Set problem A: Extract every line of the dataset entries below word for word, leaving out the pictures.

Document extract:
+ + + +
# show some love for the rally wagon



## TurboCabby (Jun 13, 2001)

in retrospect i should have rolled up the windows.
the car is an 87 5000cs turbo quattro. it was given to me for free. which, as you all know... is more of a curse than a blessing. it's running megasquirt efi (msefi.com or megasquirt.info) and makes 10-12 psig depending on it's mood. 
it's definately a work in progress... but we managed to get 0.2sec off of first at the last race. that was against cars with a lot more prep (rally tires, etc) and we ran straight off the street with a set of old summer tires and no setup. we would have won too if we weren't messing around... one run of stage2 involved 4 people riding along, of course with the proper safety gear and the ok from the safety steward. i'm sure you can imagine the looks as the this old beat up station wagon pulls up the the starter loaded to the brim with passengers... and proceeds to put down the time to beat. one guy insisted that we were crazy.. and to be honest, i didn't even try to deny it.
right-click -> save as.. 
http://www.happytiger.net/kevin/rallyx_low_res.mov 
these cars really are something special..


----------



## PerL (Jan 9, 2001)

*Re: show some love for the rally wagon (TurboCabby)*

Sounds like fun!


----------



## atalk (Jan 12, 2003)

*Re: show some love for the rally wagon (TurboCabby)*

Dude, a free 5kTQA with megasquirt - DEFINITELY a blessing!!! Happy to take said blessing off your hands if you feel the curse is too great!








Good run, looks like LOADS of fun!


----------



## Michael Bee (Nov 4, 2004)

*Re: show some love for the rally wagon (atalk)*

Nice free wagon!!
+ + + +
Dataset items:
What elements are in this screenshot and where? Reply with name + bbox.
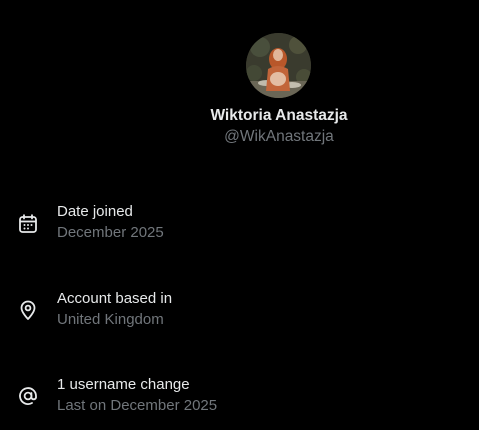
account-location-value: United Kingdom: [57, 311, 164, 328]
calendar-icon: [17, 213, 39, 235]
avatar-image: [246, 33, 311, 98]
account-location-label: Account based in: [57, 290, 173, 307]
username-change-row: 1 username change Last on December 2025: [0, 375, 479, 425]
date-joined-row: Date joined December 2025: [0, 202, 479, 252]
account-location-row: Account based in United Kingdom: [0, 289, 479, 339]
date-joined-value: December 2025: [57, 224, 164, 241]
username-change-value: Last on December 2025: [57, 397, 218, 414]
at-sign-icon: [17, 385, 39, 407]
location-pin-icon: [17, 299, 39, 321]
avatar[interactable]: [246, 33, 311, 98]
username-handle: @WikAnastazja: [224, 128, 334, 145]
display-name: Wiktoria Anastazja: [210, 107, 348, 124]
date-joined-label: Date joined: [57, 203, 133, 220]
username-change-label: 1 username change: [57, 376, 190, 393]
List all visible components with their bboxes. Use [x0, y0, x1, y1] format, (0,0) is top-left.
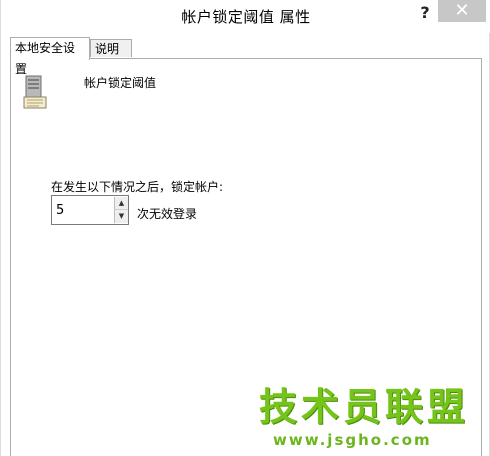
+ + + +
Set problem B: Copy the whole rally wagon forum thread above word for word.

Correct answer A:
What elements are in this screenshot and where? Reply with name + bbox.
account-location-value: United Kingdom: [57, 311, 164, 328]
calendar-icon: [17, 213, 39, 235]
avatar-image: [246, 33, 311, 98]
account-location-label: Account based in: [57, 290, 173, 307]
username-change-row: 1 username change Last on December 2025: [0, 375, 479, 425]
date-joined-row: Date joined December 2025: [0, 202, 479, 252]
account-location-row: Account based in United Kingdom: [0, 289, 479, 339]
date-joined-value: December 2025: [57, 224, 164, 241]
username-change-value: Last on December 2025: [57, 397, 218, 414]
at-sign-icon: [17, 385, 39, 407]
location-pin-icon: [17, 299, 39, 321]
avatar[interactable]: [246, 33, 311, 98]
username-handle: @WikAnastazja: [224, 128, 334, 145]
display-name: Wiktoria Anastazja: [210, 107, 348, 124]
date-joined-label: Date joined: [57, 203, 133, 220]
username-change-label: 1 username change: [57, 376, 190, 393]
List all visible components with their bboxes. Use [x0, y0, x1, y1] format, (0,0) is top-left.

Correct answer B:
# show some love for the rally wagon



## TurboCabby (Jun 13, 2001)

in retrospect i should have rolled up the windows.
the car is an 87 5000cs turbo quattro. it was given to me for free. which, as you all know... is more of a curse than a blessing. it's running megasquirt efi (msefi.com or megasquirt.info) and makes 10-12 psig depending on it's mood. 
it's definately a work in progress... but we managed to get 0.2sec off of first at the last race. that was against cars with a lot more prep (rally tires, etc) and we ran straight off the street with a set of old summer tires and no setup. we would have won too if we weren't messing around... one run of stage2 involved 4 people riding along, of course with the proper safety gear and the ok from the safety steward. i'm sure you can imagine the looks as the this old beat up station wagon pulls up the the starter loaded to the brim with passengers... and proceeds to put down the time to beat. one guy insisted that we were crazy.. and to be honest, i didn't even try to deny it.
right-click -> save as.. 
http://www.happytiger.net/kevin/rallyx_low_res.mov 
these cars really are something special..


----------



## PerL (Jan 9, 2001)

*Re: show some love for the rally wagon (TurboCabby)*

Sounds like fun!


----------



## atalk (Jan 12, 2003)

*Re: show some love for the rally wagon (TurboCabby)*

Dude, a free 5kTQA with megasquirt - DEFINITELY a blessing!!! Happy to take said blessing off your hands if you feel the curse is too great!








Good run, looks like LOADS of fun!


----------



## Michael Bee (Nov 4, 2004)

*Re: show some love for the rally wagon (atalk)*

Nice free wagon!!